**节选原文**
+++

观察腹泻仔猪整体状况,发现仔猪极度消瘦(图1A),且仔猪因持续腹泻臀部肌肉松弛,粘满黄色粪便(图1B),地面多处可见黄白色粪污或呕吐物(图1C和图1D)。剖检发现病变主要出现于小肠,可见肠壁胀气且薄,肠系膜淋巴结肿大充血等,胃内有大量未消化的乳凝块。
为确定发病原因,采集4头严重腹泻仔猪小肠组织样品送至河北铭诸生物科技有限公司,分别进行细菌分离鉴定和常见病毒性病原诊断。
在超净工作台下,使用灭菌眼科剪剪开肠道深层组织,用火焰灼烧并冷却的接种环蘸取少量组织液分别在鲜血固体营养琼脂培养基和普通固体营养琼脂培养基表面平板划线。其后将培养基置于37 ℃恒温箱内培养16~24 h,观察培养基表面是否出现疑似菌落。结果发现4份样品在2种培养基表面均未出现疑似菌落,提示该猪场发病并非细菌病感染引起。

+++

[数据集条目]

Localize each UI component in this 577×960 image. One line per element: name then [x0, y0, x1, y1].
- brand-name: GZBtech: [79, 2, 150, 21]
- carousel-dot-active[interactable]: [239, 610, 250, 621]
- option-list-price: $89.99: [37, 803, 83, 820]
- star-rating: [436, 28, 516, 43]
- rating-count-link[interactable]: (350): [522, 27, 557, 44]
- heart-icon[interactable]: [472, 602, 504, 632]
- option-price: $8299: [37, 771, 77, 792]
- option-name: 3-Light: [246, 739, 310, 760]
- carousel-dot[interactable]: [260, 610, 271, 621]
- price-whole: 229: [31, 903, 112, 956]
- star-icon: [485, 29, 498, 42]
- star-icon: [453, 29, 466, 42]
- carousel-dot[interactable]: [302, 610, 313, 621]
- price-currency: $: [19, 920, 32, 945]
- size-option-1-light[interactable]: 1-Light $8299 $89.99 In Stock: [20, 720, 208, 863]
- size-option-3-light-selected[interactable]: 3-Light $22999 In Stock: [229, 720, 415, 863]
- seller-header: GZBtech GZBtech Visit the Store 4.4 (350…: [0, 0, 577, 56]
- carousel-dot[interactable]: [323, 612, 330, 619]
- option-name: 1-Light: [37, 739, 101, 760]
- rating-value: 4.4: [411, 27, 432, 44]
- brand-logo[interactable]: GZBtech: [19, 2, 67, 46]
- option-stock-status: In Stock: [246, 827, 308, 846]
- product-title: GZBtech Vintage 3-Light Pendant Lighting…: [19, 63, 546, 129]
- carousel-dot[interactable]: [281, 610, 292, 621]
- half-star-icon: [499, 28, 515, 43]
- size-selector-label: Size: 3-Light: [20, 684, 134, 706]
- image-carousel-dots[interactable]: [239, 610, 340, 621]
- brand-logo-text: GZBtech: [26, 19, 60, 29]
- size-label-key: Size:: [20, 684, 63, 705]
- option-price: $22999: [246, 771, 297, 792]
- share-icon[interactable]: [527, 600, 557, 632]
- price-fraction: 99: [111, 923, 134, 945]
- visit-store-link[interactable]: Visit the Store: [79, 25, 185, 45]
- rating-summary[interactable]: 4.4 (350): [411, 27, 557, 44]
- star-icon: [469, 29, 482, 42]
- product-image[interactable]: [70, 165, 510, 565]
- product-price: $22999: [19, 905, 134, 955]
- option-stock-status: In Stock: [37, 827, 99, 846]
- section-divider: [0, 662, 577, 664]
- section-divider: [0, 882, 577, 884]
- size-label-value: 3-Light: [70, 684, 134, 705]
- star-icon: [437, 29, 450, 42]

+++

**任务**
在上面讲仔猪腹泻的节选原文里,划线后的培养基放在多少度下培养,要培养多长时间?

**答题框**
放在37 ℃恒温箱内培养16~24 h。